— Start of EXTRACTED TEXT —
SECURITIES AND EXCHANGE COMMISSION
                             Washington, D.C. 20549

                                _________________


                                    FORM 8-K

                             CURRENT REPORT PURSUANT
                          TO SECTION 13 OR 15(d) OF THE
                         SECURITIES EXCHANGE ACT OF 1934


         Date of Report (Date of earliest event reported): April 5, 2002


                          SPINNAKER EXPLORATION COMPANY
             (Exact name of registrant as specified in its charter)


          Delaware                     001-16009                76-0560101
(State or other jurisdiction   (Commission File Number)      (I.R.S. Employer
      of incorporation)                                     Identification No.)


             1200 Smith Street, Suite 800
                    Houston, Texas                                77002
       (Address of principal executive offices)                 (Zip code)


       Registrant's telephone number, including area code: (713) 759-1770


Item 4. Changes in Registrant's Certifying Accountant.
— End of EXTRACTED TEXT —
— Start of EXCERPTED DATA —
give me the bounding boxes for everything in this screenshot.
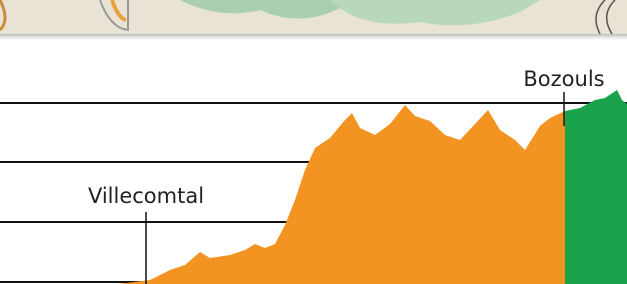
map-strip xyxy=(0,0,627,42)
profile-green xyxy=(565,90,627,284)
place-label: Bozouls xyxy=(523,67,604,91)
elevation-profile: Bozouls Villecomtal xyxy=(0,0,627,284)
place-label: Villecomtal xyxy=(88,184,204,208)
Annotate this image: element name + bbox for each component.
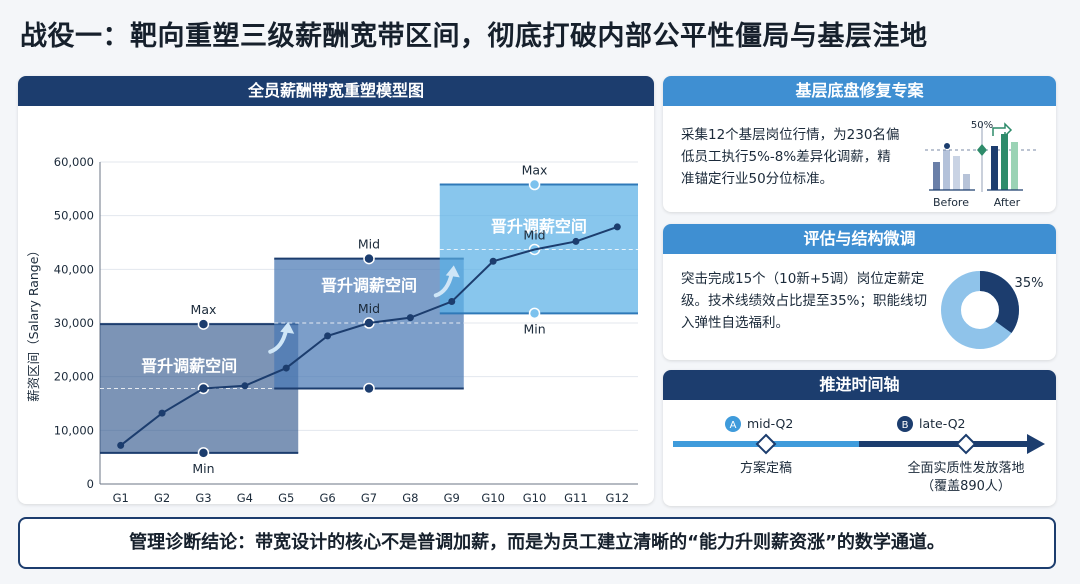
milestone-b-desc: 全面实质性发放落地 (907, 460, 1024, 476)
band-min-point (528, 307, 541, 320)
x-tick-label: G10 (481, 491, 505, 504)
promotion-arrow-icon (268, 327, 289, 354)
salary-band-chart: 0 10,000 20,000 30,000 40,000 50,000 60,000 晋升调… (26, 155, 638, 504)
milestone-b-badge (897, 416, 913, 432)
timeline-track-dark (859, 441, 1029, 447)
series-point (282, 364, 290, 372)
band-label: 晋升调薪空间 (321, 276, 417, 295)
x-tick-label: G10 (523, 491, 547, 504)
y-tick-label: 0 (87, 477, 94, 491)
promotion-arrowhead (280, 321, 295, 334)
after-bar (1011, 142, 1018, 190)
x-tick-label: G6 (319, 491, 335, 504)
band-max-label: Max (191, 302, 217, 317)
percentile-label: 50% (971, 120, 993, 131)
x-tick-label: G12 (606, 491, 630, 504)
band-min-label: Min (523, 321, 545, 336)
x-tick-label: G5 (278, 491, 294, 504)
y-tick-label: 50,000 (54, 209, 94, 223)
series-point (613, 223, 621, 231)
x-tick-label: G4 (237, 491, 253, 504)
milestone-a-desc: 方案定稿 (740, 460, 792, 476)
before-label: Before (933, 196, 969, 209)
y-tick-label: 20,000 (54, 370, 94, 384)
milestone-a-label: mid-Q2 (747, 416, 793, 431)
before-bar (933, 162, 940, 190)
promotion-arrow-icon (433, 271, 454, 298)
repair-panel-header: 基层底盘修复专案 (663, 76, 1056, 106)
conclusion-bar: 管理诊断结论：带宽设计的核心不是普调加薪，而是为员工建立清晰的“能力升则薪资涨”… (18, 517, 1056, 569)
milestone-a-diamond (755, 433, 777, 455)
before-dot (944, 143, 950, 149)
band-max-point (528, 178, 541, 191)
band-max-label: Max (522, 163, 548, 178)
milestone-a-badge-letter: A (730, 420, 737, 431)
before-after-icon: 50% Before After (925, 120, 1039, 209)
series-point (117, 441, 125, 449)
x-tick-label: G2 (154, 491, 170, 504)
y-tick-label: 30,000 (54, 316, 94, 330)
band-max-point (363, 252, 375, 265)
x-tick-label: G3 (195, 491, 211, 504)
x-tick-label: G8 (402, 491, 418, 504)
milestone-b-badge-letter: B (902, 420, 909, 431)
x-tick-label: G7 (361, 491, 377, 504)
chart-panel-header: 全员薪酬带宽重塑模型图 (18, 76, 654, 106)
x-tick-label: G1 (113, 491, 129, 504)
series-point (158, 409, 166, 417)
band-label: 晋升调薪空间 (491, 217, 587, 236)
series-line (120, 225, 618, 447)
donut-chart: 35% (941, 271, 1044, 349)
timeline-panel-header: 推进时间轴 (663, 370, 1056, 400)
series-point (241, 382, 249, 390)
donut-label: 35% (1015, 276, 1044, 291)
before-bar (963, 174, 970, 190)
donut-accent (941, 271, 1019, 349)
milestone-a-badge (725, 416, 741, 432)
band-min-label: Min (192, 461, 214, 476)
milestone-b-label: late-Q2 (919, 416, 965, 431)
band-max-point (197, 318, 210, 330)
promotion-arrowhead (445, 265, 460, 278)
diamond-marker (977, 144, 987, 156)
milestone-b-diamond (955, 433, 977, 455)
band-min-point (197, 447, 210, 459)
series-point (572, 237, 580, 245)
series-point (406, 314, 414, 322)
repair-panel-text: 采集12个基层岗位行情，为230名偏低员工执行5%-8%差异化调薪，精准锚定行业… (681, 127, 900, 187)
band-max-label: Mid (358, 237, 380, 252)
band-label: 晋升调薪空间 (141, 356, 237, 375)
page-title: 战役一：靶向重塑三级薪酬宽带区间，彻底打破内部公平性僵局与基层洼地 (20, 21, 928, 52)
series-point (448, 298, 456, 306)
milestone-b-desc-2: （覆盖890人） (921, 479, 1011, 494)
evaluation-panel: 评估与结构微调 突击完成15个（10新+5调）岗位定薪定级。技术线绩效占比提至3… (663, 224, 1056, 360)
y-tick-label: 40,000 (54, 262, 94, 276)
after-bar (991, 146, 998, 190)
band-mid-label: Mid (358, 301, 380, 316)
after-label: After (994, 196, 1021, 209)
timeline-panel: 推进时间轴 A mid-Q2 B late-Q2 方案定稿 全面实质性发放落地 … (663, 370, 1056, 506)
band-mid-label: Mid (523, 227, 545, 242)
salary-band-chart-panel: 全员薪酬带宽重塑模型图 0 10,000 20,000 30,000 40,000 50,… (18, 76, 654, 504)
x-tick-label: G11 (564, 491, 588, 504)
after-bar (1001, 134, 1008, 190)
y-tick-label: 60,000 (54, 155, 94, 169)
timeline-arrow-icon (1027, 434, 1045, 454)
up-arrow-icon (992, 122, 1013, 138)
y-axis-title: 薪资区间（Salary Range） (26, 244, 41, 402)
y-tick-label: 10,000 (54, 423, 94, 437)
series-point (324, 332, 332, 340)
evaluation-panel-header: 评估与结构微调 (663, 224, 1056, 254)
x-tick-label: G9 (444, 491, 460, 504)
before-bar (953, 156, 960, 190)
evaluation-panel-text: 突击完成15个（10新+5调）岗位定薪定级。技术线绩效占比提至35%；职能线切入… (681, 271, 928, 331)
band-min-point (363, 382, 375, 395)
series-point (489, 257, 497, 265)
timeline: A mid-Q2 B late-Q2 方案定稿 全面实质性发放落地 （覆盖890… (673, 416, 1045, 494)
repair-panel: 基层底盘修复专案 采集12个基层岗位行情，为230名偏低员工执行5%-8%差异化… (663, 76, 1056, 212)
before-bar (943, 150, 950, 190)
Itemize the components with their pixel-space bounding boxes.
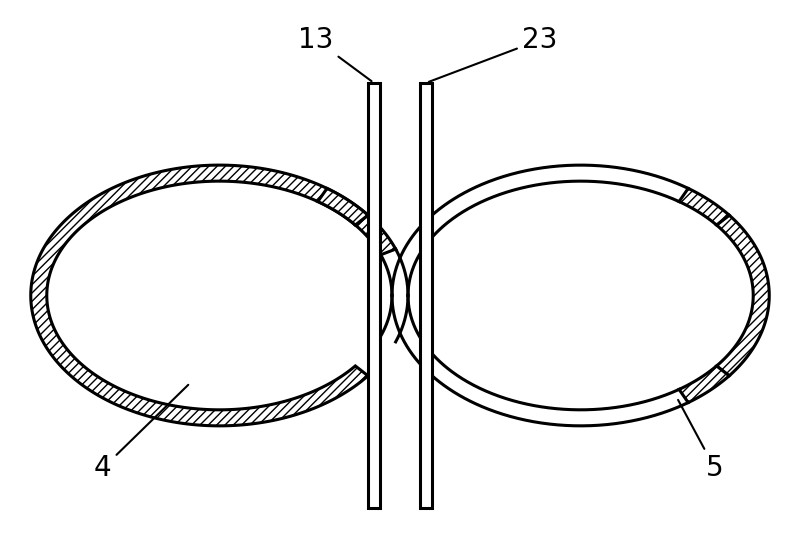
— End of EXCERPTED DATA —
TASK DETAILS. According to the Form 8-K filing, what is the date of the earliest event reported? The rows are not needed for what comes next.

ANSWER FOR THIS EXERCISE. April 5, 2002